------ Ausgewählter Textauszug ------
Bis kurz vor Schluss hielt das Modevolk den Atem an. Geschickt hatte die Pariser Chambre Syndicale, in der die französischen Designer vereint sind, bei den Pret-á-Porter-Schauen für Frühjahr/Sommer 2005 einige Höhepunkte auf die letzten Tage gelegt. Waren in den Saisons zuvor viele Besucher nach ein paar Tagen abgereist, hielten sie das Debüt von Tom Fords Nachfolger Stefano Pilati als Kreativchef bei Yves Saint Laurent Rive Gauche und die Schau von Louis Vuitton noch auf den Plätzen. Und trotz der 90 Defilees und rund 20 Präsentationen in kleinerem Rahmen mit einer insgesamt heiteren, doch wenig aufregenden Mode war die Luft auch zum Schluss noch nicht raus.
Die schwere Nachfolge des Superstars der Designer
Der Mailänder Stefano Pilati ist in Wirklichkeit nicht neu bei Saint Laurent. Er hat hier schon unter Tom Ford gearbeitet, nachdem er zuvor bei Armani und Prada tätig war. Dennoch: Nun den Stab vom Superstar der Designer zu übernehmen, gleicht einer Sisyphus-Aufgabe. Pilati versuchte eine Vergleichbarkeit mit Fords sexy Look zu vermeiden und knüpfte in seiner Schau am Sonntagabend an die sanfte und damenhafte Eleganz von Yves Saint Laurent selbst an. Knappe Schößchenjacken oder leicht gerundete Boleros waren mit großen Knöpfen versehen, die Taille wird von breiten Lackgürteln betont. Die Röcke enden knapp über dem Knie oder sind schenkelkurz, formen die Figur nach und tragen manchmal einen Volant auf dem Po. Zum Cocktail gibt es Ballonkleider aus Tüll in Türkis oder Nachtblau oder schmale fließende Modelle in Pink. Abends folgen lange Roben mit schürzenartigen Oberteilen in schwarzer zarter Seide, geschmückt mit einem eingewebten Punktmuster.
150 Jahre Louis Vuitton
150 Jahre wird Louis Vuitton in diesem Jahr, und trotz des hohen Alters scheint sich die Luxusmarke zu immer neuen Erfolgen aufzuschwingen. 1854 wurde das Label von Louis Vuitton, einem französischen Kofferpacker am Hof Napoleons III., begründet: als Werkstatt für die Fertigung von Koffern mit flachen Deckeln. Da diese stapelbar waren und zudem durch einen Überzug aus Knochenleim wasserdicht, wurden sie schnell zum Hit. Und schon 1886 ließ ihr Erfinder einen Bezug fertigen und ein Monogramm ersinnen, um sie unverwechselbar zu machen und vor Nachahmern zu schützen. Heute gelten Vuitton-Koffer als das Gepäck der Hollywood-Stars - schon Marlene Dietrich ging damit auf Reisen. Das Label ist eines der meistkopierten der Welt. Und seitdem der Amerikaner Marc Jacobs 1997 ins Boot geholt wurde, um eine Pret-á-Porter-Kollektion zu entwerfen, gilt auch die Mode als Kult.
------
- Aufgabe
Entscheiden Sie für jede der folgenden Aussagen, ob sie mit dem Textauszug übereinstimmt, und belegen Sie Ihr Ja oder Nein mit den ausschlaggebenden Worten als wörtlichem Zitat. (a) Stefano Pilati war schon unter Tom Ford bei Saint Laurent tätig. (b) Louis Vuitton wurde 1886 gegründet. (c) Marc Jacobs wurde 1997 geholt, um Koffer zu entwerfen.
------ Angezeigte Daten ------
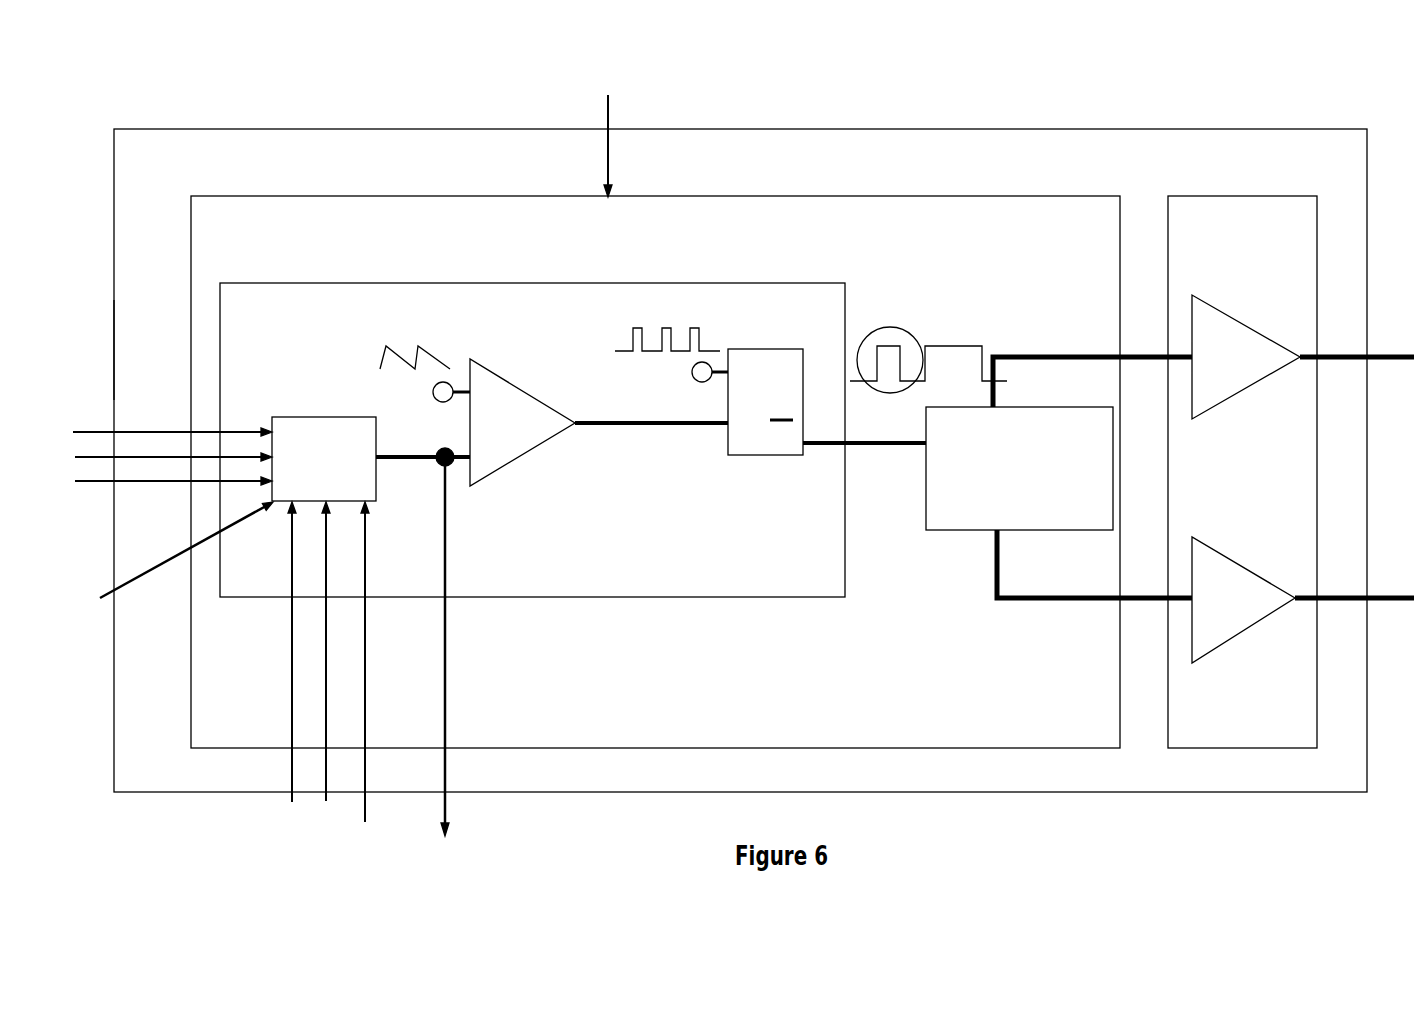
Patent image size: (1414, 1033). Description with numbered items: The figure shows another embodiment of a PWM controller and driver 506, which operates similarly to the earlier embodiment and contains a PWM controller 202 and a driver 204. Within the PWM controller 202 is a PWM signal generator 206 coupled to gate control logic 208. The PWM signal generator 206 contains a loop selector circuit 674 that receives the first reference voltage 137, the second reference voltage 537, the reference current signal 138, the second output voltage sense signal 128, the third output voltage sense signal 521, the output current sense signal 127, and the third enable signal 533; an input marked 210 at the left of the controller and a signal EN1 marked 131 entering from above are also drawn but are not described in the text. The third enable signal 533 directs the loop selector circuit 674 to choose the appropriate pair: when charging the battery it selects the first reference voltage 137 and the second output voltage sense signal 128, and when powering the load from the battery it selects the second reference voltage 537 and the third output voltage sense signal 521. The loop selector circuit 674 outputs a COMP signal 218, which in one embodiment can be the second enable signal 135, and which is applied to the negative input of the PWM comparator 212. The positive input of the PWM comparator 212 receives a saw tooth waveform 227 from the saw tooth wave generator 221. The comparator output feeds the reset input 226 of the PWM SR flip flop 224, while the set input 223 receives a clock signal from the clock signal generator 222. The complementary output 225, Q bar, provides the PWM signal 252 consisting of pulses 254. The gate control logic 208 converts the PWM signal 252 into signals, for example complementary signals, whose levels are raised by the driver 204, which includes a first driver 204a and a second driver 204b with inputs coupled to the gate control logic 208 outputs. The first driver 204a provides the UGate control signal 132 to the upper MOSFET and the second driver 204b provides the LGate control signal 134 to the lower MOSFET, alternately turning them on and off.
------
- Antwort
(a) Ja: „Er hat hier schon unter Tom Ford gearbeitet“
(b) Nein: „1854 wurde das Label von Louis Vuitton, einem französischen Kofferpacker am Hof Napoleons III., begründet“
(c) Nein: „seitdem der Amerikaner Marc Jacobs 1997 ins Boot geholt wurde, um eine Pret-á-Porter-Kollektion zu entwerfen“